The records that follow are to be transcribed in full, without their images.

• [Records for this exercise]

++++++

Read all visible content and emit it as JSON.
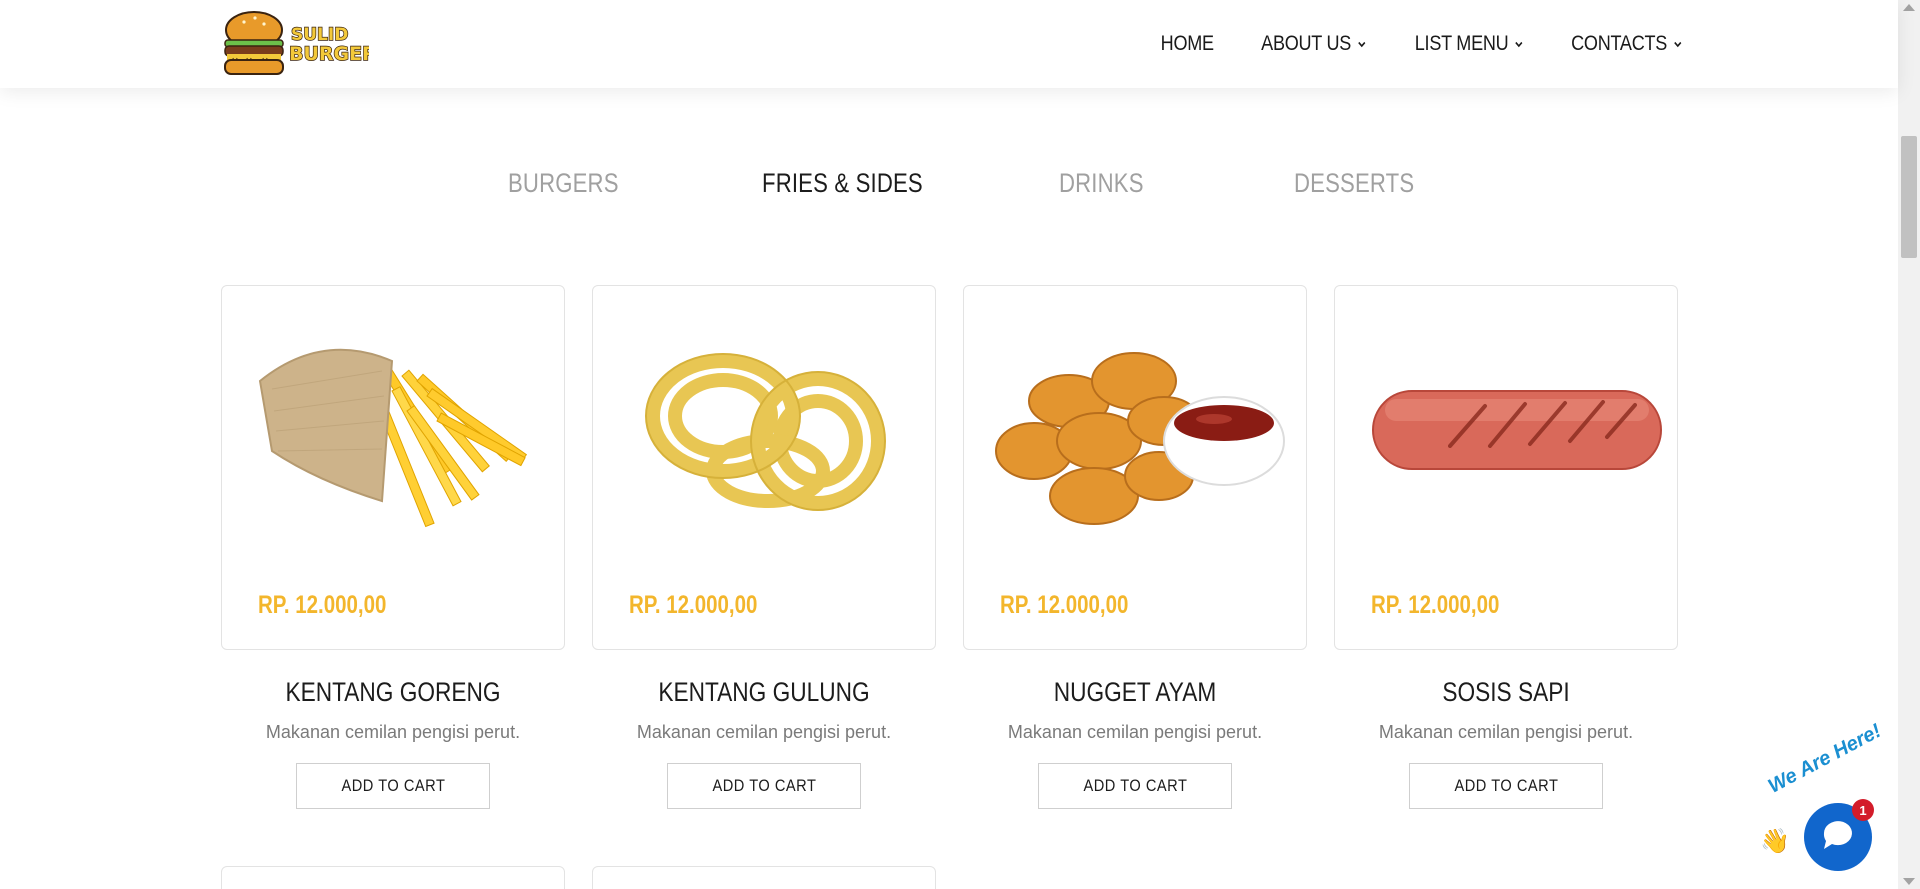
{
  "brand": {
    "logo_line1": "SULID",
    "logo_line2": "BURGER",
    "accent": "#f3b62c"
  },
  "nav": {
    "items": [
      {
        "label": "HOME",
        "dropdown": false
      },
      {
        "label": "ABOUT US",
        "dropdown": true
      },
      {
        "label": "LIST MENU",
        "dropdown": true
      },
      {
        "label": "CONTACTS",
        "dropdown": true
      }
    ]
  },
  "tabs": {
    "items": [
      {
        "label": "BURGERS",
        "active": false
      },
      {
        "label": "FRIES & SIDES",
        "active": true
      },
      {
        "label": "DRINKS",
        "active": false
      },
      {
        "label": "DESSERTS",
        "active": false
      }
    ]
  },
  "products": [
    {
      "name": "KENTANG GORENG",
      "price": "RP. 12.000,00",
      "description": "Makanan cemilan pengisi perut.",
      "button": "ADD TO CART",
      "image": "fries"
    },
    {
      "name": "KENTANG GULUNG",
      "price": "RP. 12.000,00",
      "description": "Makanan cemilan pengisi perut.",
      "button": "ADD TO CART",
      "image": "rolled-potato"
    },
    {
      "name": "NUGGET AYAM",
      "price": "RP. 12.000,00",
      "description": "Makanan cemilan pengisi perut.",
      "button": "ADD TO CART",
      "image": "chicken-nuggets"
    },
    {
      "name": "SOSIS SAPI",
      "price": "RP. 12.000,00",
      "description": "Makanan cemilan pengisi perut.",
      "button": "ADD TO CART",
      "image": "beef-sausage"
    }
  ],
  "chat": {
    "label": "We Are Here!",
    "badge": "1"
  }
}
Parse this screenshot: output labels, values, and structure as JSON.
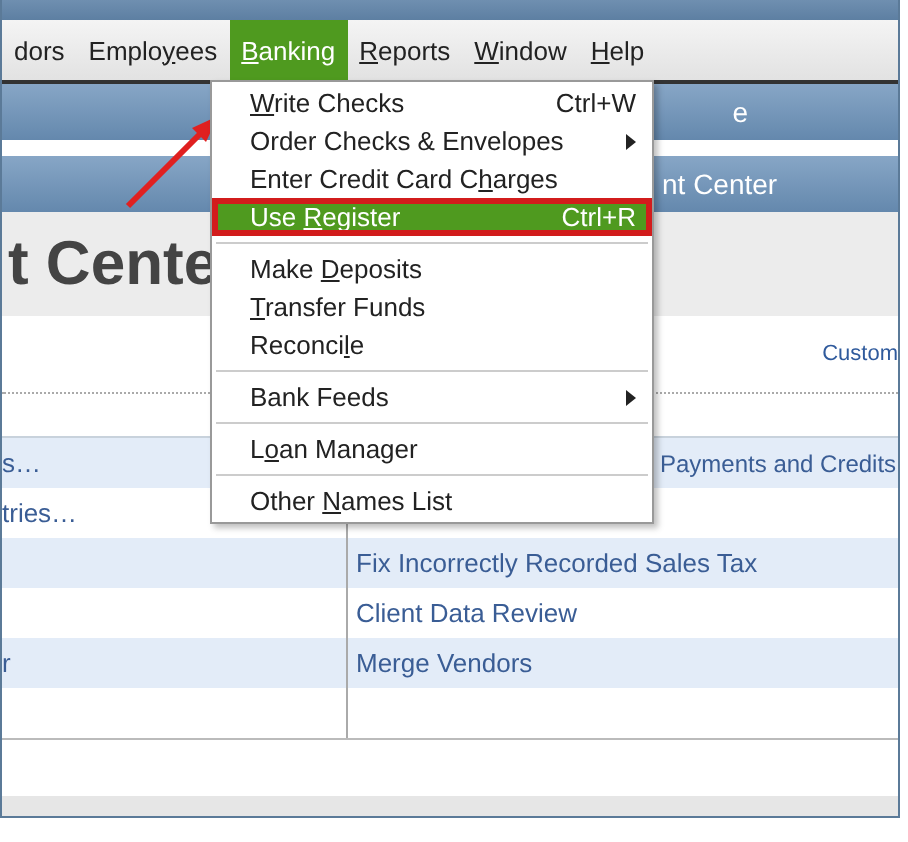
{
  "menu_bar": [
    {
      "pre": "dors",
      "selected": false
    },
    {
      "pre": "Emplo",
      "key": "y",
      "post": "ees",
      "selected": false
    },
    {
      "key": "B",
      "post": "anking",
      "selected": true
    },
    {
      "key": "R",
      "post": "eports",
      "selected": false
    },
    {
      "key": "W",
      "post": "indow",
      "selected": false
    },
    {
      "key": "H",
      "post": "elp",
      "selected": false
    }
  ],
  "header_bars": [
    {
      "text": "e"
    },
    {
      "text": "nt Center"
    }
  ],
  "heading": "t Cente",
  "custom_link": "Custom",
  "rows": [
    {
      "left": "s…",
      "right": "Payments and Credits"
    },
    {
      "left": "tries…"
    },
    {
      "right": "Fix Incorrectly Recorded Sales Tax"
    },
    {
      "right": "Client Data Review"
    },
    {
      "left": "r",
      "right": "Merge Vendors"
    },
    {}
  ],
  "banking_menu": [
    {
      "kind": "item",
      "key": "W",
      "post": "rite Checks",
      "shortcut": "Ctrl+W",
      "submenu": false,
      "selected": false
    },
    {
      "kind": "item",
      "pre": "Order Checks & Envelopes",
      "submenu": true,
      "selected": false
    },
    {
      "kind": "item",
      "pre": "Enter Credit Card C",
      "key": "h",
      "post": "arges",
      "submenu": false,
      "selected": false
    },
    {
      "kind": "item",
      "pre": "Use ",
      "key": "R",
      "post": "egister",
      "shortcut": "Ctrl+R",
      "submenu": false,
      "selected": true
    },
    {
      "kind": "separator"
    },
    {
      "kind": "item",
      "pre": "Make ",
      "key": "D",
      "post": "eposits",
      "submenu": false,
      "selected": false
    },
    {
      "kind": "item",
      "key": "T",
      "post": "ransfer Funds",
      "submenu": false,
      "selected": false
    },
    {
      "kind": "item",
      "pre": "Reconci",
      "key": "l",
      "post": "e",
      "submenu": false,
      "selected": false
    },
    {
      "kind": "separator"
    },
    {
      "kind": "item",
      "pre": "Bank Feeds",
      "submenu": true,
      "selected": false
    },
    {
      "kind": "separator"
    },
    {
      "kind": "item",
      "pre": "L",
      "key": "o",
      "post": "an Manager",
      "submenu": false,
      "selected": false
    },
    {
      "kind": "separator"
    },
    {
      "kind": "item",
      "pre": "Other ",
      "key": "N",
      "post": "ames List",
      "submenu": false,
      "selected": false
    }
  ]
}
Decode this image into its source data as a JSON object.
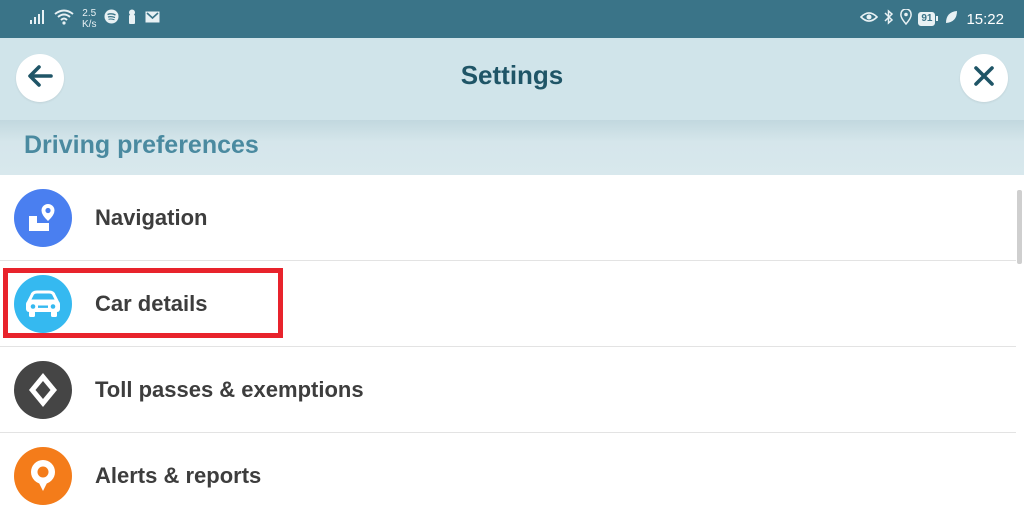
{
  "status_bar": {
    "net_speed_value": "2.5",
    "net_speed_unit": "K/s",
    "battery": "91",
    "time": "15:22",
    "icons_left": [
      "signal-icon",
      "wifi-icon",
      "spotify-icon",
      "notification-icon",
      "gmail-icon"
    ],
    "icons_right": [
      "eye-icon",
      "bluetooth-icon",
      "location-icon",
      "battery-icon",
      "leaf-icon"
    ]
  },
  "header": {
    "title": "Settings",
    "back_icon": "arrow-left-icon",
    "close_icon": "close-icon"
  },
  "section": {
    "title": "Driving preferences"
  },
  "items": [
    {
      "label": "Navigation",
      "icon": "map-pin-icon",
      "color": "#4a7ff0"
    },
    {
      "label": "Car details",
      "icon": "car-icon",
      "color": "#35b9f0"
    },
    {
      "label": "Toll passes & exemptions",
      "icon": "diamond-icon",
      "color": "#454545"
    },
    {
      "label": "Alerts & reports",
      "icon": "report-pin-icon",
      "color": "#f47c1a"
    }
  ],
  "colors": {
    "status_bar": "#3a7488",
    "header_bg": "#d0e4ea",
    "title": "#1f5567",
    "section_title": "#4a8aa0",
    "highlight": "#e8232c"
  }
}
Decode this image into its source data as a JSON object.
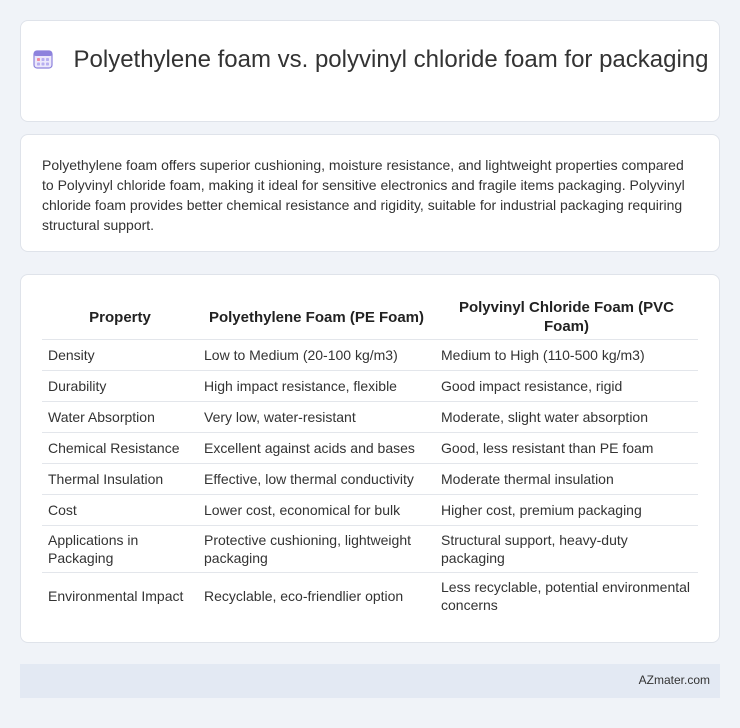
{
  "header": {
    "title": "Polyethylene foam vs. polyvinyl chloride foam for packaging",
    "icon": "calendar-icon",
    "icon_color": "#7b6fd6"
  },
  "summary": {
    "text": "Polyethylene foam offers superior cushioning, moisture resistance, and lightweight properties compared to Polyvinyl chloride foam, making it ideal for sensitive electronics and fragile items packaging. Polyvinyl chloride foam provides better chemical resistance and rigidity, suitable for industrial packaging requiring structural support."
  },
  "table": {
    "headers": [
      "Property",
      "Polyethylene Foam (PE Foam)",
      "Polyvinyl Chloride Foam (PVC Foam)"
    ],
    "rows": [
      [
        "Density",
        "Low to Medium (20-100 kg/m3)",
        "Medium to High (110-500 kg/m3)"
      ],
      [
        "Durability",
        "High impact resistance, flexible",
        "Good impact resistance, rigid"
      ],
      [
        "Water Absorption",
        "Very low, water-resistant",
        "Moderate, slight water absorption"
      ],
      [
        "Chemical Resistance",
        "Excellent against acids and bases",
        "Good, less resistant than PE foam"
      ],
      [
        "Thermal Insulation",
        "Effective, low thermal conductivity",
        "Moderate thermal insulation"
      ],
      [
        "Cost",
        "Lower cost, economical for bulk",
        "Higher cost, premium packaging"
      ],
      [
        "Applications in Packaging",
        "Protective cushioning, lightweight packaging",
        "Structural support, heavy-duty packaging"
      ],
      [
        "Environmental Impact",
        "Recyclable, eco-friendlier option",
        "Less recyclable, potential environmental concerns"
      ]
    ]
  },
  "footer": {
    "text": "AZmater.com"
  }
}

++++++

• [The response]
Read all visible content and emit it as JSON.
{
  "brand": {
    "logo_line1": "SULID",
    "logo_line2": "BURGER",
    "accent": "#f3b62c"
  },
  "nav": {
    "items": [
      {
        "label": "HOME",
        "dropdown": false
      },
      {
        "label": "ABOUT US",
        "dropdown": true
      },
      {
        "label": "LIST MENU",
        "dropdown": true
      },
      {
        "label": "CONTACTS",
        "dropdown": true
      }
    ]
  },
  "tabs": {
    "items": [
      {
        "label": "BURGERS",
        "active": false
      },
      {
        "label": "FRIES & SIDES",
        "active": true
      },
      {
        "label": "DRINKS",
        "active": false
      },
      {
        "label": "DESSERTS",
        "active": false
      }
    ]
  },
  "products": [
    {
      "name": "KENTANG GORENG",
      "price": "RP. 12.000,00",
      "description": "Makanan cemilan pengisi perut.",
      "button": "ADD TO CART",
      "image": "fries"
    },
    {
      "name": "KENTANG GULUNG",
      "price": "RP. 12.000,00",
      "description": "Makanan cemilan pengisi perut.",
      "button": "ADD TO CART",
      "image": "rolled-potato"
    },
    {
      "name": "NUGGET AYAM",
      "price": "RP. 12.000,00",
      "description": "Makanan cemilan pengisi perut.",
      "button": "ADD TO CART",
      "image": "chicken-nuggets"
    },
    {
      "name": "SOSIS SAPI",
      "price": "RP. 12.000,00",
      "description": "Makanan cemilan pengisi perut.",
      "button": "ADD TO CART",
      "image": "beef-sausage"
    }
  ],
  "chat": {
    "label": "We Are Here!",
    "badge": "1"
  }
}
Parse this screenshot: output labels, values, and structure as JSON.
{
  "menu_bar": [
    {
      "pre": "dors",
      "selected": false
    },
    {
      "pre": "Emplo",
      "key": "y",
      "post": "ees",
      "selected": false
    },
    {
      "key": "B",
      "post": "anking",
      "selected": true
    },
    {
      "key": "R",
      "post": "eports",
      "selected": false
    },
    {
      "key": "W",
      "post": "indow",
      "selected": false
    },
    {
      "key": "H",
      "post": "elp",
      "selected": false
    }
  ],
  "header_bars": [
    {
      "text": "e"
    },
    {
      "text": "nt Center"
    }
  ],
  "heading": "t Cente",
  "custom_link": "Custom",
  "rows": [
    {
      "left": "s…",
      "right": "Payments and Credits"
    },
    {
      "left": "tries…"
    },
    {
      "right": "Fix Incorrectly Recorded Sales Tax"
    },
    {
      "right": "Client Data Review"
    },
    {
      "left": "r",
      "right": "Merge Vendors"
    },
    {}
  ],
  "banking_menu": [
    {
      "kind": "item",
      "key": "W",
      "post": "rite Checks",
      "shortcut": "Ctrl+W",
      "submenu": false,
      "selected": false
    },
    {
      "kind": "item",
      "pre": "Order Checks & Envelopes",
      "submenu": true,
      "selected": false
    },
    {
      "kind": "item",
      "pre": "Enter Credit Card C",
      "key": "h",
      "post": "arges",
      "submenu": false,
      "selected": false
    },
    {
      "kind": "item",
      "pre": "Use ",
      "key": "R",
      "post": "egister",
      "shortcut": "Ctrl+R",
      "submenu": false,
      "selected": true
    },
    {
      "kind": "separator"
    },
    {
      "kind": "item",
      "pre": "Make ",
      "key": "D",
      "post": "eposits",
      "submenu": false,
      "selected": false
    },
    {
      "kind": "item",
      "key": "T",
      "post": "ransfer Funds",
      "submenu": false,
      "selected": false
    },
    {
      "kind": "item",
      "pre": "Reconci",
      "key": "l",
      "post": "e",
      "submenu": false,
      "selected": false
    },
    {
      "kind": "separator"
    },
    {
      "kind": "item",
      "pre": "Bank Feeds",
      "submenu": true,
      "selected": false
    },
    {
      "kind": "separator"
    },
    {
      "kind": "item",
      "pre": "L",
      "key": "o",
      "post": "an Manager",
      "submenu": false,
      "selected": false
    },
    {
      "kind": "separator"
    },
    {
      "kind": "item",
      "pre": "Other ",
      "key": "N",
      "post": "ames List",
      "submenu": false,
      "selected": false
    }
  ]
}
Decode this image into its source data as a JSON object.
{
  "status_bar": {
    "net_speed_value": "2.5",
    "net_speed_unit": "K/s",
    "battery": "91",
    "time": "15:22",
    "icons_left": [
      "signal-icon",
      "wifi-icon",
      "spotify-icon",
      "notification-icon",
      "gmail-icon"
    ],
    "icons_right": [
      "eye-icon",
      "bluetooth-icon",
      "location-icon",
      "battery-icon",
      "leaf-icon"
    ]
  },
  "header": {
    "title": "Settings",
    "back_icon": "arrow-left-icon",
    "close_icon": "close-icon"
  },
  "section": {
    "title": "Driving preferences"
  },
  "items": [
    {
      "label": "Navigation",
      "icon": "map-pin-icon",
      "color": "#4a7ff0"
    },
    {
      "label": "Car details",
      "icon": "car-icon",
      "color": "#35b9f0"
    },
    {
      "label": "Toll passes & exemptions",
      "icon": "diamond-icon",
      "color": "#454545"
    },
    {
      "label": "Alerts & reports",
      "icon": "report-pin-icon",
      "color": "#f47c1a"
    }
  ],
  "colors": {
    "status_bar": "#3a7488",
    "header_bg": "#d0e4ea",
    "title": "#1f5567",
    "section_title": "#4a8aa0",
    "highlight": "#e8232c"
  }
}
Decode this image into its source data as a JSON object.
{
  "header": {
    "title": "Polyethylene foam vs. polyvinyl chloride foam for packaging",
    "icon": "calendar-icon",
    "icon_color": "#7b6fd6"
  },
  "summary": {
    "text": "Polyethylene foam offers superior cushioning, moisture resistance, and lightweight properties compared to Polyvinyl chloride foam, making it ideal for sensitive electronics and fragile items packaging. Polyvinyl chloride foam provides better chemical resistance and rigidity, suitable for industrial packaging requiring structural support."
  },
  "table": {
    "headers": [
      "Property",
      "Polyethylene Foam (PE Foam)",
      "Polyvinyl Chloride Foam (PVC Foam)"
    ],
    "rows": [
      [
        "Density",
        "Low to Medium (20-100 kg/m3)",
        "Medium to High (110-500 kg/m3)"
      ],
      [
        "Durability",
        "High impact resistance, flexible",
        "Good impact resistance, rigid"
      ],
      [
        "Water Absorption",
        "Very low, water-resistant",
        "Moderate, slight water absorption"
      ],
      [
        "Chemical Resistance",
        "Excellent against acids and bases",
        "Good, less resistant than PE foam"
      ],
      [
        "Thermal Insulation",
        "Effective, low thermal conductivity",
        "Moderate thermal insulation"
      ],
      [
        "Cost",
        "Lower cost, economical for bulk",
        "Higher cost, premium packaging"
      ],
      [
        "Applications in Packaging",
        "Protective cushioning, lightweight packaging",
        "Structural support, heavy-duty packaging"
      ],
      [
        "Environmental Impact",
        "Recyclable, eco-friendlier option",
        "Less recyclable, potential environmental concerns"
      ]
    ]
  },
  "footer": {
    "text": "AZmater.com"
  }
}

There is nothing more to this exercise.